Task -> Convert every line of the rows below into a JSON list of strings, with one string per line and blank lines omitted.

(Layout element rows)

## Start

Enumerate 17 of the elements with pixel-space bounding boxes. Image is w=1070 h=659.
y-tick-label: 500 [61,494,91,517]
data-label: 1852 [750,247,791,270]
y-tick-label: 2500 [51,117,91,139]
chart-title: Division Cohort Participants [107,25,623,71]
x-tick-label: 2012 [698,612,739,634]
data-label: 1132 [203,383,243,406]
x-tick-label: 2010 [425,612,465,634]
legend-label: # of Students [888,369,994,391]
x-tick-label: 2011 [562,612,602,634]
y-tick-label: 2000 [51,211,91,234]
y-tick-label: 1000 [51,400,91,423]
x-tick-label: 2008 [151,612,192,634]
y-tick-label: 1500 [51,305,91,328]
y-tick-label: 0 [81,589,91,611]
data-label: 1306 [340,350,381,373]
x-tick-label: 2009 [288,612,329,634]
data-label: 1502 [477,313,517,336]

## End

Answer in full ->
[
  "Enumerate 17 of the elements with pixel-space bounding boxes. Image is w=1070 h=659.",
  "y-tick-label: 500 [61,494,91,517]",
  "data-label: 1852 [750,247,791,270]",
  "y-tick-label: 2500 [51,117,91,139]",
  "chart-title: Division Cohort Participants [107,25,623,71]",
  "x-tick-label: 2012 [698,612,739,634]",
  "data-label: 1132 [203,383,243,406]",
  "x-tick-label: 2010 [425,612,465,634]",
  "legend-label: # of Students [888,369,994,391]",
  "x-tick-label: 2011 [562,612,602,634]",
  "y-tick-label: 2000 [51,211,91,234]",
  "y-tick-label: 1000 [51,400,91,423]",
  "x-tick-label: 2008 [151,612,192,634]",
  "y-tick-label: 1500 [51,305,91,328]",
  "y-tick-label: 0 [81,589,91,611]",
  "data-label: 1306 [340,350,381,373]",
  "x-tick-label: 2009 [288,612,329,634]",
  "data-label: 1502 [477,313,517,336]"
]